**CHALLENGE**
Give every line of the data again, unchanged, but with no pictures.

**DATA FOR THIS TASK**
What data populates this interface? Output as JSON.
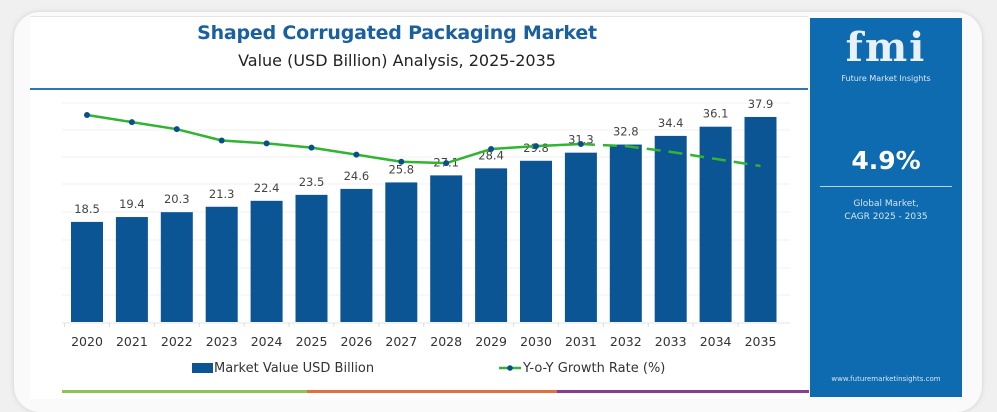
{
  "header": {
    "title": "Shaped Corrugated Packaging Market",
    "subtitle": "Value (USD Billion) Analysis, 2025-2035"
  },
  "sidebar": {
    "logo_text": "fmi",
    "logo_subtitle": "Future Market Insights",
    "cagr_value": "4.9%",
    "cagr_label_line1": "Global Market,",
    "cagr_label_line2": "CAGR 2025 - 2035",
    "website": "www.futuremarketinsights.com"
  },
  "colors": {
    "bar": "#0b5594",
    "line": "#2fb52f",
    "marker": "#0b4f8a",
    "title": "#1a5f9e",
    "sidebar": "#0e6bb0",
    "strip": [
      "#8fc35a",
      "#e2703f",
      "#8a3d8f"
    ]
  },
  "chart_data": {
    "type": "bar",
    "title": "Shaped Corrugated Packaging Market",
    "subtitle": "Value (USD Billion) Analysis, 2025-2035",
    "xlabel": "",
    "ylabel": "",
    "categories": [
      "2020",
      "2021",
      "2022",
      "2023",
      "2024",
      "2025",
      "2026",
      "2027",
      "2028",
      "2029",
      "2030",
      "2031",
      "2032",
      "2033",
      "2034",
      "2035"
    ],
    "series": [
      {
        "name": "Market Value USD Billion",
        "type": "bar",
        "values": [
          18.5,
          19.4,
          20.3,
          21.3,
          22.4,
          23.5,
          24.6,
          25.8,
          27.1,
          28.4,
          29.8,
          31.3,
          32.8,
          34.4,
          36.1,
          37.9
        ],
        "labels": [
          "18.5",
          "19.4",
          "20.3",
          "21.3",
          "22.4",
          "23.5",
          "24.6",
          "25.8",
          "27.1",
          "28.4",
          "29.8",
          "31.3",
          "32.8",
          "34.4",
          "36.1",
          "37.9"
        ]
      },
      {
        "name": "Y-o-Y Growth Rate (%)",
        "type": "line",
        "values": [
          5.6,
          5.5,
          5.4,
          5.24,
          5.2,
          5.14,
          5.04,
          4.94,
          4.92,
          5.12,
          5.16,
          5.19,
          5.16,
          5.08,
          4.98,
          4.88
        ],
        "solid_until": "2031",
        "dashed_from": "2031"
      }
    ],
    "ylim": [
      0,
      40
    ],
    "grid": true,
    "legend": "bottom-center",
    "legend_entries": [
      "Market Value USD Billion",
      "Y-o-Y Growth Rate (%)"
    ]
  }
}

**FINISHED TASK**
What data populates this interface? Output as JSON.
{
  "header": {
    "title": "Shaped Corrugated Packaging Market",
    "subtitle": "Value (USD Billion) Analysis, 2025-2035"
  },
  "sidebar": {
    "logo_text": "fmi",
    "logo_subtitle": "Future Market Insights",
    "cagr_value": "4.9%",
    "cagr_label_line1": "Global Market,",
    "cagr_label_line2": "CAGR 2025 - 2035",
    "website": "www.futuremarketinsights.com"
  },
  "colors": {
    "bar": "#0b5594",
    "line": "#2fb52f",
    "marker": "#0b4f8a",
    "title": "#1a5f9e",
    "sidebar": "#0e6bb0",
    "strip": [
      "#8fc35a",
      "#e2703f",
      "#8a3d8f"
    ]
  },
  "chart_data": {
    "type": "bar",
    "title": "Shaped Corrugated Packaging Market",
    "subtitle": "Value (USD Billion) Analysis, 2025-2035",
    "xlabel": "",
    "ylabel": "",
    "categories": [
      "2020",
      "2021",
      "2022",
      "2023",
      "2024",
      "2025",
      "2026",
      "2027",
      "2028",
      "2029",
      "2030",
      "2031",
      "2032",
      "2033",
      "2034",
      "2035"
    ],
    "series": [
      {
        "name": "Market Value USD Billion",
        "type": "bar",
        "values": [
          18.5,
          19.4,
          20.3,
          21.3,
          22.4,
          23.5,
          24.6,
          25.8,
          27.1,
          28.4,
          29.8,
          31.3,
          32.8,
          34.4,
          36.1,
          37.9
        ],
        "labels": [
          "18.5",
          "19.4",
          "20.3",
          "21.3",
          "22.4",
          "23.5",
          "24.6",
          "25.8",
          "27.1",
          "28.4",
          "29.8",
          "31.3",
          "32.8",
          "34.4",
          "36.1",
          "37.9"
        ]
      },
      {
        "name": "Y-o-Y Growth Rate (%)",
        "type": "line",
        "values": [
          5.6,
          5.5,
          5.4,
          5.24,
          5.2,
          5.14,
          5.04,
          4.94,
          4.92,
          5.12,
          5.16,
          5.19,
          5.16,
          5.08,
          4.98,
          4.88
        ],
        "solid_until": "2031",
        "dashed_from": "2031"
      }
    ],
    "ylim": [
      0,
      40
    ],
    "grid": true,
    "legend": "bottom-center",
    "legend_entries": [
      "Market Value USD Billion",
      "Y-o-Y Growth Rate (%)"
    ]
  }
}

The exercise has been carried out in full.